[START Listed entries]

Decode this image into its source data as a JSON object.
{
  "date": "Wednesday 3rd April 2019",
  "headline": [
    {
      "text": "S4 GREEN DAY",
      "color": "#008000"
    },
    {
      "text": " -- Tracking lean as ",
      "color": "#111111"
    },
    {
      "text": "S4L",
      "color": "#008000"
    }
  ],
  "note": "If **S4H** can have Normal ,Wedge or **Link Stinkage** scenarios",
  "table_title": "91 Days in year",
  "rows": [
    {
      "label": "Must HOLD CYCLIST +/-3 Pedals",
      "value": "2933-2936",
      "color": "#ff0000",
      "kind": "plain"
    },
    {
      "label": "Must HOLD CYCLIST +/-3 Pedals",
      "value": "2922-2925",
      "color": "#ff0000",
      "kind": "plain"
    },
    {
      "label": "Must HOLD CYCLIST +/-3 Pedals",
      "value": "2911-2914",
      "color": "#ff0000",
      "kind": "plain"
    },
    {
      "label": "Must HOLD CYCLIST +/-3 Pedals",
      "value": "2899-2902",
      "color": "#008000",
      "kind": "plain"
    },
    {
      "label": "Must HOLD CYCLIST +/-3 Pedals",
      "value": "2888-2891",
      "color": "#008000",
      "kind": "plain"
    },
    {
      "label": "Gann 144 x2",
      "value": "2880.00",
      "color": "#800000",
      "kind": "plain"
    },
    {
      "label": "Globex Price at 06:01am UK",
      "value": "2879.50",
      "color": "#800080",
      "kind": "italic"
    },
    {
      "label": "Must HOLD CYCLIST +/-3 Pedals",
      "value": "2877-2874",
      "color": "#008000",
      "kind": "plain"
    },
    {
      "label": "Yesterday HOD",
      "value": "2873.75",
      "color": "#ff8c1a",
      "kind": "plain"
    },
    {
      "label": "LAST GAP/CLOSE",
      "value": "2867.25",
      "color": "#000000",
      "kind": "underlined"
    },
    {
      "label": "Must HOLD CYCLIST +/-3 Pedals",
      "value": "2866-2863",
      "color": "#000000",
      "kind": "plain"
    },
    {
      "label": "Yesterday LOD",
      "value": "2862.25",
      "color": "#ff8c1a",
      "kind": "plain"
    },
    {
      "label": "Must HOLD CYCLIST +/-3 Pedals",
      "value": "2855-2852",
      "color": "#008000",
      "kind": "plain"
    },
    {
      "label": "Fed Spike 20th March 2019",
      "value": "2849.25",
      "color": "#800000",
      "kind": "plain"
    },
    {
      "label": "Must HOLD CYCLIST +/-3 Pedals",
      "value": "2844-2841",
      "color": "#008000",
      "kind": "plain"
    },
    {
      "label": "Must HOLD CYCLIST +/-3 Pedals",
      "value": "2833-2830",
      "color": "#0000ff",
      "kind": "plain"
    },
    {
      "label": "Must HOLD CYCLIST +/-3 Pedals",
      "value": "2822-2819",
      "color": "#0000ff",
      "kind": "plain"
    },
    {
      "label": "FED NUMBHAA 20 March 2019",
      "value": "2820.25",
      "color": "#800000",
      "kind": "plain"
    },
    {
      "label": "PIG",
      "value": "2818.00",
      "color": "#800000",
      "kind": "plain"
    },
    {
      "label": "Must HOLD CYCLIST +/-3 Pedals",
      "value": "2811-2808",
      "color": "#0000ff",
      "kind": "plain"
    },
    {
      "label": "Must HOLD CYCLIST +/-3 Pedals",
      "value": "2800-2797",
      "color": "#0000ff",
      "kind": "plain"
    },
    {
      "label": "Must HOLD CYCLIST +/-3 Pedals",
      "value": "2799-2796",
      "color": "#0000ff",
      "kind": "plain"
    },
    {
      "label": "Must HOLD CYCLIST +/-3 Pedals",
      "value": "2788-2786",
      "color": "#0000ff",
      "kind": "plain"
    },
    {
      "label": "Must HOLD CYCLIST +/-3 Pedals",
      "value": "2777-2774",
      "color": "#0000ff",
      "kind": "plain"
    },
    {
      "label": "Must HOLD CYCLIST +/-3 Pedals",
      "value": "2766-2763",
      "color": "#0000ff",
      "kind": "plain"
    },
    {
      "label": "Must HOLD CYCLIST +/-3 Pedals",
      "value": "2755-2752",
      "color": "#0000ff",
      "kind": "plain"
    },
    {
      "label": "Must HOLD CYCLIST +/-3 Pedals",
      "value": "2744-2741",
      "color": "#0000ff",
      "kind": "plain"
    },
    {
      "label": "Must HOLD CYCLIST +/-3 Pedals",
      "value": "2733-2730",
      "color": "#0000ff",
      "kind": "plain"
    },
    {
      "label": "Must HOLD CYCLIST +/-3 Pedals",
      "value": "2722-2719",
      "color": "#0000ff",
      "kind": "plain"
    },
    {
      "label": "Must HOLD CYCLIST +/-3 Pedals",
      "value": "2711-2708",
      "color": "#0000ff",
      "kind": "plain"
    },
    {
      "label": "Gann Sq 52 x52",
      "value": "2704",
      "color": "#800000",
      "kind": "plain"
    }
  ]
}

[END Listed entries]

Task to carry out ▸
Repeat all the records. Match each line exactly.

The answer ▸
Decode this image into its source data as a JSON object.
{
  "date": "Wednesday 3rd April 2019",
  "headline": [
    {
      "text": "S4 GREEN DAY",
      "color": "#008000"
    },
    {
      "text": " -- Tracking lean as ",
      "color": "#111111"
    },
    {
      "text": "S4L",
      "color": "#008000"
    }
  ],
  "note": "If **S4H** can have Normal ,Wedge or **Link Stinkage** scenarios",
  "table_title": "91 Days in year",
  "rows": [
    {
      "label": "Must HOLD CYCLIST +/-3 Pedals",
      "value": "2933-2936",
      "color": "#ff0000",
      "kind": "plain"
    },
    {
      "label": "Must HOLD CYCLIST +/-3 Pedals",
      "value": "2922-2925",
      "color": "#ff0000",
      "kind": "plain"
    },
    {
      "label": "Must HOLD CYCLIST +/-3 Pedals",
      "value": "2911-2914",
      "color": "#ff0000",
      "kind": "plain"
    },
    {
      "label": "Must HOLD CYCLIST +/-3 Pedals",
      "value": "2899-2902",
      "color": "#008000",
      "kind": "plain"
    },
    {
      "label": "Must HOLD CYCLIST +/-3 Pedals",
      "value": "2888-2891",
      "color": "#008000",
      "kind": "plain"
    },
    {
      "label": "Gann 144 x2",
      "value": "2880.00",
      "color": "#800000",
      "kind": "plain"
    },
    {
      "label": "Globex Price at 06:01am UK",
      "value": "2879.50",
      "color": "#800080",
      "kind": "italic"
    },
    {
      "label": "Must HOLD CYCLIST +/-3 Pedals",
      "value": "2877-2874",
      "color": "#008000",
      "kind": "plain"
    },
    {
      "label": "Yesterday HOD",
      "value": "2873.75",
      "color": "#ff8c1a",
      "kind": "plain"
    },
    {
      "label": "LAST GAP/CLOSE",
      "value": "2867.25",
      "color": "#000000",
      "kind": "underlined"
    },
    {
      "label": "Must HOLD CYCLIST +/-3 Pedals",
      "value": "2866-2863",
      "color": "#000000",
      "kind": "plain"
    },
    {
      "label": "Yesterday LOD",
      "value": "2862.25",
      "color": "#ff8c1a",
      "kind": "plain"
    },
    {
      "label": "Must HOLD CYCLIST +/-3 Pedals",
      "value": "2855-2852",
      "color": "#008000",
      "kind": "plain"
    },
    {
      "label": "Fed Spike 20th March 2019",
      "value": "2849.25",
      "color": "#800000",
      "kind": "plain"
    },
    {
      "label": "Must HOLD CYCLIST +/-3 Pedals",
      "value": "2844-2841",
      "color": "#008000",
      "kind": "plain"
    },
    {
      "label": "Must HOLD CYCLIST +/-3 Pedals",
      "value": "2833-2830",
      "color": "#0000ff",
      "kind": "plain"
    },
    {
      "label": "Must HOLD CYCLIST +/-3 Pedals",
      "value": "2822-2819",
      "color": "#0000ff",
      "kind": "plain"
    },
    {
      "label": "FED NUMBHAA 20 March 2019",
      "value": "2820.25",
      "color": "#800000",
      "kind": "plain"
    },
    {
      "label": "PIG",
      "value": "2818.00",
      "color": "#800000",
      "kind": "plain"
    },
    {
      "label": "Must HOLD CYCLIST +/-3 Pedals",
      "value": "2811-2808",
      "color": "#0000ff",
      "kind": "plain"
    },
    {
      "label": "Must HOLD CYCLIST +/-3 Pedals",
      "value": "2800-2797",
      "color": "#0000ff",
      "kind": "plain"
    },
    {
      "label": "Must HOLD CYCLIST +/-3 Pedals",
      "value": "2799-2796",
      "color": "#0000ff",
      "kind": "plain"
    },
    {
      "label": "Must HOLD CYCLIST +/-3 Pedals",
      "value": "2788-2786",
      "color": "#0000ff",
      "kind": "plain"
    },
    {
      "label": "Must HOLD CYCLIST +/-3 Pedals",
      "value": "2777-2774",
      "color": "#0000ff",
      "kind": "plain"
    },
    {
      "label": "Must HOLD CYCLIST +/-3 Pedals",
      "value": "2766-2763",
      "color": "#0000ff",
      "kind": "plain"
    },
    {
      "label": "Must HOLD CYCLIST +/-3 Pedals",
      "value": "2755-2752",
      "color": "#0000ff",
      "kind": "plain"
    },
    {
      "label": "Must HOLD CYCLIST +/-3 Pedals",
      "value": "2744-2741",
      "color": "#0000ff",
      "kind": "plain"
    },
    {
      "label": "Must HOLD CYCLIST +/-3 Pedals",
      "value": "2733-2730",
      "color": "#0000ff",
      "kind": "plain"
    },
    {
      "label": "Must HOLD CYCLIST +/-3 Pedals",
      "value": "2722-2719",
      "color": "#0000ff",
      "kind": "plain"
    },
    {
      "label": "Must HOLD CYCLIST +/-3 Pedals",
      "value": "2711-2708",
      "color": "#0000ff",
      "kind": "plain"
    },
    {
      "label": "Gann Sq 52 x52",
      "value": "2704",
      "color": "#800000",
      "kind": "plain"
    }
  ]
}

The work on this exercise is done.